◆ **Exercise**
Take the line that contains "OCR this image." as the first line and the final line of the records as the last; return exactly those lines and the lines between.

◆ **Records for the exercise**
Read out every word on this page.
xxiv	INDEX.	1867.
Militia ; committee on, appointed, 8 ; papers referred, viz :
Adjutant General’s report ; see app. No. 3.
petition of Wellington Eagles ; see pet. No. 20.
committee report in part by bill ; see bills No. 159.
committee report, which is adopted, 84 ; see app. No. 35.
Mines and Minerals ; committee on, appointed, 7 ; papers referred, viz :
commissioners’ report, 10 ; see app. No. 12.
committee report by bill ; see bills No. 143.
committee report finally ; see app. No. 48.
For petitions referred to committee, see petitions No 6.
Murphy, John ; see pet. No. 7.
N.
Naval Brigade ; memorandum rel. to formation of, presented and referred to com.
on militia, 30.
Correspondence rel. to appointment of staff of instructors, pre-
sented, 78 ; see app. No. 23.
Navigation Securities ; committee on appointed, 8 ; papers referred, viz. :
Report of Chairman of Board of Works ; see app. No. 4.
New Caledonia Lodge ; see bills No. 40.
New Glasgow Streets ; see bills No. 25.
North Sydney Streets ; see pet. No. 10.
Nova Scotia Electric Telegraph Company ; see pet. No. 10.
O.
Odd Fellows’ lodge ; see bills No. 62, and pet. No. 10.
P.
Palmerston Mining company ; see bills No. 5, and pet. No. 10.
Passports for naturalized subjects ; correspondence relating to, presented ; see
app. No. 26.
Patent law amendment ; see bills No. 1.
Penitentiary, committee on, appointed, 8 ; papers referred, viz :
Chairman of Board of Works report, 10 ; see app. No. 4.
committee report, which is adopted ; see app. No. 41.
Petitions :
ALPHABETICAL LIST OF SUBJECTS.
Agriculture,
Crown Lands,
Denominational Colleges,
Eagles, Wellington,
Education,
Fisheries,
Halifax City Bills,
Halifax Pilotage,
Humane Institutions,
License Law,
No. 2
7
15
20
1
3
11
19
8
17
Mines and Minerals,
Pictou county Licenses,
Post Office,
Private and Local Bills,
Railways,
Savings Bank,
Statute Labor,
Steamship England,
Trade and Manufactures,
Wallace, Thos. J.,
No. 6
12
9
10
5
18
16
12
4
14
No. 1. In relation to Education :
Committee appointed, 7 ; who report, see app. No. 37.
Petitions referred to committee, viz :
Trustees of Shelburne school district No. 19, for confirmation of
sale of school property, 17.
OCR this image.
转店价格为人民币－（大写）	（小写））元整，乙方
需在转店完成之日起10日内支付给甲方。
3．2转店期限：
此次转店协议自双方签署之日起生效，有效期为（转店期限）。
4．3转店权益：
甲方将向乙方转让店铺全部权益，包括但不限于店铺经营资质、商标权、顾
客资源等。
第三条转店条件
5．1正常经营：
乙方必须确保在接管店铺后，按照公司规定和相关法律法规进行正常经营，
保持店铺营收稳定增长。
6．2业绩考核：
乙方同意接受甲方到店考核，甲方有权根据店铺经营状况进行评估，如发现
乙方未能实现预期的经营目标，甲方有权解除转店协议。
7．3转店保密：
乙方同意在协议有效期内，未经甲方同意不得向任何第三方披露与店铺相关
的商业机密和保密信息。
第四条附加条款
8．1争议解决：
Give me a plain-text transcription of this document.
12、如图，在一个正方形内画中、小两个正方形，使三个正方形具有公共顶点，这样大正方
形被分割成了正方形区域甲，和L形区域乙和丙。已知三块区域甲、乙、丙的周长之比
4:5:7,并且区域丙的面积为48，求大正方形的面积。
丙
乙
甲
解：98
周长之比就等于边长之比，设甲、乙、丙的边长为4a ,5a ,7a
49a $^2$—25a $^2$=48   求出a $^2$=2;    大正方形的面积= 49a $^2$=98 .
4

◆ **Finished answer**
OCR this image.
转店价格为人民币－（大写）	（小写））元整，乙方
需在转店完成之日起10日内支付给甲方。
3．2转店期限：
此次转店协议自双方签署之日起生效，有效期为（转店期限）。
4．3转店权益：
甲方将向乙方转让店铺全部权益，包括但不限于店铺经营资质、商标权、顾
客资源等。
第三条转店条件
5．1正常经营：
乙方必须确保在接管店铺后，按照公司规定和相关法律法规进行正常经营，
保持店铺营收稳定增长。
6．2业绩考核：
乙方同意接受甲方到店考核，甲方有权根据店铺经营状况进行评估，如发现
乙方未能实现预期的经营目标，甲方有权解除转店协议。
7．3转店保密：
乙方同意在协议有效期内，未经甲方同意不得向任何第三方披露与店铺相关
的商业机密和保密信息。
第四条附加条款
8．1争议解决：
Give me a plain-text transcription of this document.
12、如图，在一个正方形内画中、小两个正方形，使三个正方形具有公共顶点，这样大正方
形被分割成了正方形区域甲，和L形区域乙和丙。已知三块区域甲、乙、丙的周长之比
4:5:7,并且区域丙的面积为48，求大正方形的面积。
丙
乙
甲
解：98
周长之比就等于边长之比，设甲、乙、丙的边长为4a ,5a ,7a
49a $^2$—25a $^2$=48   求出a $^2$=2;    大正方形的面积= 49a $^2$=98 .
4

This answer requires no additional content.